Locate the string "Разсказы" throughout the material and copy every line in which it occurs.

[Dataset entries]

<<<<

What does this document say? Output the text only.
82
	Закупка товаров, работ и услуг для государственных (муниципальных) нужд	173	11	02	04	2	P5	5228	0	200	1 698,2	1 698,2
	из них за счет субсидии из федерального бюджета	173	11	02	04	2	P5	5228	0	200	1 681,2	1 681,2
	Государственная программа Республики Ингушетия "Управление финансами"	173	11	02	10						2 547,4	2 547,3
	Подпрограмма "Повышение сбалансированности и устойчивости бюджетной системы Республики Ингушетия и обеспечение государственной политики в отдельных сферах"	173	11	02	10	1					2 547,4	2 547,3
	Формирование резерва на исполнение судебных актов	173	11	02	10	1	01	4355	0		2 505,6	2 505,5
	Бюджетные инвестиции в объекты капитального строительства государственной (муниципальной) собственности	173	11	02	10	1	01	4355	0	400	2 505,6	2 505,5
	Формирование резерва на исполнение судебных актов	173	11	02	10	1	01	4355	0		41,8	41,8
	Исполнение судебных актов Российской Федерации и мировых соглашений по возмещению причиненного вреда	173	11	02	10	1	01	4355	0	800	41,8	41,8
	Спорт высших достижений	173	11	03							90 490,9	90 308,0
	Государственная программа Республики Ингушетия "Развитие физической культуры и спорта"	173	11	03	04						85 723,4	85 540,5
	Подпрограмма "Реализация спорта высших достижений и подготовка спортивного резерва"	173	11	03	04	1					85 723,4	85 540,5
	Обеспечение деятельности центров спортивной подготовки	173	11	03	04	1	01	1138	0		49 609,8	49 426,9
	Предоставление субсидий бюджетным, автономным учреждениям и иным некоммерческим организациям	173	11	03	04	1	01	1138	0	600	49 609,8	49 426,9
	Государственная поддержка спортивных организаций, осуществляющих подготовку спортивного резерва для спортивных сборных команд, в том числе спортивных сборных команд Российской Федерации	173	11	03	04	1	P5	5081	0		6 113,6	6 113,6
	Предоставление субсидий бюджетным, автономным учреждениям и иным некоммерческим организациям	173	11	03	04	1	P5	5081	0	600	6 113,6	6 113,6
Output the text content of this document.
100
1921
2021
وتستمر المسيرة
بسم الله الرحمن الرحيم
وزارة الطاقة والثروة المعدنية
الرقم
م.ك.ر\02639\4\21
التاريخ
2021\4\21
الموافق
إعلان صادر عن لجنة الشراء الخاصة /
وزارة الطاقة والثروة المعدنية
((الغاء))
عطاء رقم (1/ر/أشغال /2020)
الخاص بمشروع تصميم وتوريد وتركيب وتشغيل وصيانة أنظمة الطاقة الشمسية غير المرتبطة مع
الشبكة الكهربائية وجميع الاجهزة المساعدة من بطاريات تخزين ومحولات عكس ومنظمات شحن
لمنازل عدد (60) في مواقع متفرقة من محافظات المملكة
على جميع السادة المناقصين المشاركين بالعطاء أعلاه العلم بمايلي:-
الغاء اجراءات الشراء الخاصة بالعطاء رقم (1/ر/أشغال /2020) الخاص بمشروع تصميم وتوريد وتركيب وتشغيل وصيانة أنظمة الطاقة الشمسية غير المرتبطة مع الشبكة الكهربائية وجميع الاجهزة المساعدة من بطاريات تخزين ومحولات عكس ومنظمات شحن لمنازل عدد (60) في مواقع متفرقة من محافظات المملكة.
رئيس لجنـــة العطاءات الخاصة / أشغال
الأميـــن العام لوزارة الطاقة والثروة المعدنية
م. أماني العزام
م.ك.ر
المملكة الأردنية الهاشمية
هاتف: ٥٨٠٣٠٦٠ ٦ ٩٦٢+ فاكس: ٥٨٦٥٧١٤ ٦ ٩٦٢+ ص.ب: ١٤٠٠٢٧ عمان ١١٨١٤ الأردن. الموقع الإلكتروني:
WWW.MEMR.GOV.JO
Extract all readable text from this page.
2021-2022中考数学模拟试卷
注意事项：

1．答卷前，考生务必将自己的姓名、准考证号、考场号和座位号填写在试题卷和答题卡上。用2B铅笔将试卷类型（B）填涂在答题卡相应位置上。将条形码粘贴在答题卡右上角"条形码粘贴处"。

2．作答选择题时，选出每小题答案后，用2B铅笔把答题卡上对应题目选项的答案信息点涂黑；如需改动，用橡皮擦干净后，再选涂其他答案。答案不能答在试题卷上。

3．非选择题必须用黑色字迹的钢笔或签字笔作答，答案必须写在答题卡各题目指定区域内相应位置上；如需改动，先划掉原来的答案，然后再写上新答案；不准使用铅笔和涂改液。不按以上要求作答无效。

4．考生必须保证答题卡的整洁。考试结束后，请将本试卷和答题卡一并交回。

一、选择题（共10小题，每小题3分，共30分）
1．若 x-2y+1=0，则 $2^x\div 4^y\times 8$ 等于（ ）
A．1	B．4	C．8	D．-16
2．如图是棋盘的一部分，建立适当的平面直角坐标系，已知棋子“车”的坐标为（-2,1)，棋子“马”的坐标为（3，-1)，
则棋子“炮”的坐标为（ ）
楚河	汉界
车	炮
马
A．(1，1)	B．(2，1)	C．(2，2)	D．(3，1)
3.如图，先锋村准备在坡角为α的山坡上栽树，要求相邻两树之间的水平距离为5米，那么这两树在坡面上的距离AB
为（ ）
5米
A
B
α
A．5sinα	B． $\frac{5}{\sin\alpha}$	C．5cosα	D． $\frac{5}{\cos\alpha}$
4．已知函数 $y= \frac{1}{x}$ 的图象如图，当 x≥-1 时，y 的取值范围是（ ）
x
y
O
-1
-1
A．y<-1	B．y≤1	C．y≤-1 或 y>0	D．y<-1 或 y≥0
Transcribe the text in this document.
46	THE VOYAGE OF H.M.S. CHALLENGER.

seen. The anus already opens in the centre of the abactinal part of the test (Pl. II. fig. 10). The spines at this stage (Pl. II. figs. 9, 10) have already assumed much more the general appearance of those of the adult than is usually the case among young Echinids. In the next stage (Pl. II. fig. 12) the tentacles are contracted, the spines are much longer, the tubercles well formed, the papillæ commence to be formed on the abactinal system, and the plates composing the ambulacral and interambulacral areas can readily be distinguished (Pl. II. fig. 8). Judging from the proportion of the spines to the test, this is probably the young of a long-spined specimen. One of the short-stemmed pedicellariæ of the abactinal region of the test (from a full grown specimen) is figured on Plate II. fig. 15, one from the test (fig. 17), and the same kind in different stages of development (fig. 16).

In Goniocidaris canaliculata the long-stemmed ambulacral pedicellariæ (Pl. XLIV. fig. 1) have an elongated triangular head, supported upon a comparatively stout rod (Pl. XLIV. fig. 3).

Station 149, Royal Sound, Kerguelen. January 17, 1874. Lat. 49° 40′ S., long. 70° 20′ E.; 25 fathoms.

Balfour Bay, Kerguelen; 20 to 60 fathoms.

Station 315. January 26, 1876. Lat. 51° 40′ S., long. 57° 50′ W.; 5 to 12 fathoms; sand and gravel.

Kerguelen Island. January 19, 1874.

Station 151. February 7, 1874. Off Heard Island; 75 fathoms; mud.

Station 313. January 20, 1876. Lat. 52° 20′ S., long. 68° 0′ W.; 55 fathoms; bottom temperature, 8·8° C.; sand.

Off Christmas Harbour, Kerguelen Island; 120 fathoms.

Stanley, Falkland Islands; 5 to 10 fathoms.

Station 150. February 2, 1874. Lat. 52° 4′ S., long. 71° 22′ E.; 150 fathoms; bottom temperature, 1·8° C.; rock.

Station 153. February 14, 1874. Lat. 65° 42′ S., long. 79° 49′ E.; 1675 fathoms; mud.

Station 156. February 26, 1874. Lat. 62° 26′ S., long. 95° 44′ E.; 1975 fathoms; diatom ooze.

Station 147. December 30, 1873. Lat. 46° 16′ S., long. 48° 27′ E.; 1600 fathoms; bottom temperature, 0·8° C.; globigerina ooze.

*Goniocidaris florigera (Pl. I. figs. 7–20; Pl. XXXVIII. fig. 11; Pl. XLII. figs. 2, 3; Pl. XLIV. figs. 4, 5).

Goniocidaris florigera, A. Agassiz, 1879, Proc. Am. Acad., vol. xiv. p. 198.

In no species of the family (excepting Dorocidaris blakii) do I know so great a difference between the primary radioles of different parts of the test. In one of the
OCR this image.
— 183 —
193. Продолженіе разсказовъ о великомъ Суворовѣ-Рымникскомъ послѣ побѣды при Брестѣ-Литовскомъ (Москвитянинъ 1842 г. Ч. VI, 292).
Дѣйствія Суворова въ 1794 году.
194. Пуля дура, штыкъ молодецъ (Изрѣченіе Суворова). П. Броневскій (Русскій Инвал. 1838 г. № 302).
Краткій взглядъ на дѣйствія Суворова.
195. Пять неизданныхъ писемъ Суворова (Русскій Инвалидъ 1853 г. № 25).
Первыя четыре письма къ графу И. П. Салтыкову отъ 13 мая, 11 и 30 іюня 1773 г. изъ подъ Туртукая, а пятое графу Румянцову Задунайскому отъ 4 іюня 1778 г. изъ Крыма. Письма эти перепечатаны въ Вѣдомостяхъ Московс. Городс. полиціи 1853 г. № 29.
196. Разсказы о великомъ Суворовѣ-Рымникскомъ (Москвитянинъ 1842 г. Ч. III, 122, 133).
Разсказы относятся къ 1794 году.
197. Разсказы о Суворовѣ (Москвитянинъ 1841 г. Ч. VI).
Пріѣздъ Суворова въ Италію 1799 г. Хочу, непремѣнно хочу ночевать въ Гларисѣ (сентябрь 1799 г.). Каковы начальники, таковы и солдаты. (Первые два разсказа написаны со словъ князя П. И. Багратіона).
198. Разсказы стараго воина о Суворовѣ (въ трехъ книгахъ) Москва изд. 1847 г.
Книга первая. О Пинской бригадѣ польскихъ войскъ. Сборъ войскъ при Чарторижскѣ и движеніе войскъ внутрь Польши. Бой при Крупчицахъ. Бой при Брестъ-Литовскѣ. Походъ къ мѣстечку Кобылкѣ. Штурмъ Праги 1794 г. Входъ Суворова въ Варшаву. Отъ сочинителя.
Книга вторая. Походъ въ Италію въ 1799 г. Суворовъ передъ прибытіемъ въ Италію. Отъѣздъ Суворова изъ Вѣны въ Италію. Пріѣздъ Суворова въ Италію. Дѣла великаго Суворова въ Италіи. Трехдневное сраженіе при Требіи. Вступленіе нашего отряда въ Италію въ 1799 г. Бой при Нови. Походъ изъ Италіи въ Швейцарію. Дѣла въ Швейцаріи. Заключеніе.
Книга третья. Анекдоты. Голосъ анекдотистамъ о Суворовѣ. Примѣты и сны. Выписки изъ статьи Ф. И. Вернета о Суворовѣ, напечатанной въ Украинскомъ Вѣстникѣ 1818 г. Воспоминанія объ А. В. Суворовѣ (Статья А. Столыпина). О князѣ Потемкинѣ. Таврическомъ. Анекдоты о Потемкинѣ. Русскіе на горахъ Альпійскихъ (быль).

>>>>

**Result of this task**:
196. Разсказы о великомъ Суворовѣ-Рымникскомъ (Москвитянинъ 1842 г. Ч. III, 122, 133).
Разсказы относятся къ 1794 году.
197. Разсказы о Суворовѣ (Москвитянинъ 1841 г. Ч. VI).
198. Разсказы стараго воина о Суворовѣ (въ трехъ книгахъ) Москва изд. 1847 г.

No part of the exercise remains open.